Stored data —
+---+

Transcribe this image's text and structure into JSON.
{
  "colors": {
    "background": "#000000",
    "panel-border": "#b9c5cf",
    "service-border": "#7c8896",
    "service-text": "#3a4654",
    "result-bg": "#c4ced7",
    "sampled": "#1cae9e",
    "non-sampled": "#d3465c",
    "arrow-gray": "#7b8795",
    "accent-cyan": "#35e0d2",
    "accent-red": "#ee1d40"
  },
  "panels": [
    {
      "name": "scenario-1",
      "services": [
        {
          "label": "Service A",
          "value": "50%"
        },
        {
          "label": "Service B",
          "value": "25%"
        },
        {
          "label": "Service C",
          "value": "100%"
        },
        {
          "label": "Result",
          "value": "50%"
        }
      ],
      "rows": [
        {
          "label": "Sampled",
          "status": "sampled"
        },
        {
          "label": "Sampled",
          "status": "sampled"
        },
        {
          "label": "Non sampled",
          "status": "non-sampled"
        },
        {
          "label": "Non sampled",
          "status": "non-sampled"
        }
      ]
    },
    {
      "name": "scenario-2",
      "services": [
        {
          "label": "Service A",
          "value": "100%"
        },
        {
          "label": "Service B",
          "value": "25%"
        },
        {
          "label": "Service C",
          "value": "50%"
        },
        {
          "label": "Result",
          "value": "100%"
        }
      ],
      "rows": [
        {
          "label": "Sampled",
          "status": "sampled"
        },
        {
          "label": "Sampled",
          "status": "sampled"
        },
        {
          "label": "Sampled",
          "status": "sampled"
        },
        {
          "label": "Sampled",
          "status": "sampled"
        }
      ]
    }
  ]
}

+---+

Task to carry out — Each line above must be printed exactly as it appears.

Result of the exercise —
Transcribe this image's text and structure into JSON.
{
  "colors": {
    "background": "#000000",
    "panel-border": "#b9c5cf",
    "service-border": "#7c8896",
    "service-text": "#3a4654",
    "result-bg": "#c4ced7",
    "sampled": "#1cae9e",
    "non-sampled": "#d3465c",
    "arrow-gray": "#7b8795",
    "accent-cyan": "#35e0d2",
    "accent-red": "#ee1d40"
  },
  "panels": [
    {
      "name": "scenario-1",
      "services": [
        {
          "label": "Service A",
          "value": "50%"
        },
        {
          "label": "Service B",
          "value": "25%"
        },
        {
          "label": "Service C",
          "value": "100%"
        },
        {
          "label": "Result",
          "value": "50%"
        }
      ],
      "rows": [
        {
          "label": "Sampled",
          "status": "sampled"
        },
        {
          "label": "Sampled",
          "status": "sampled"
        },
        {
          "label": "Non sampled",
          "status": "non-sampled"
        },
        {
          "label": "Non sampled",
          "status": "non-sampled"
        }
      ]
    },
    {
      "name": "scenario-2",
      "services": [
        {
          "label": "Service A",
          "value": "100%"
        },
        {
          "label": "Service B",
          "value": "25%"
        },
        {
          "label": "Service C",
          "value": "50%"
        },
        {
          "label": "Result",
          "value": "100%"
        }
      ],
      "rows": [
        {
          "label": "Sampled",
          "status": "sampled"
        },
        {
          "label": "Sampled",
          "status": "sampled"
        },
        {
          "label": "Sampled",
          "status": "sampled"
        },
        {
          "label": "Sampled",
          "status": "sampled"
        }
      ]
    }
  ]
}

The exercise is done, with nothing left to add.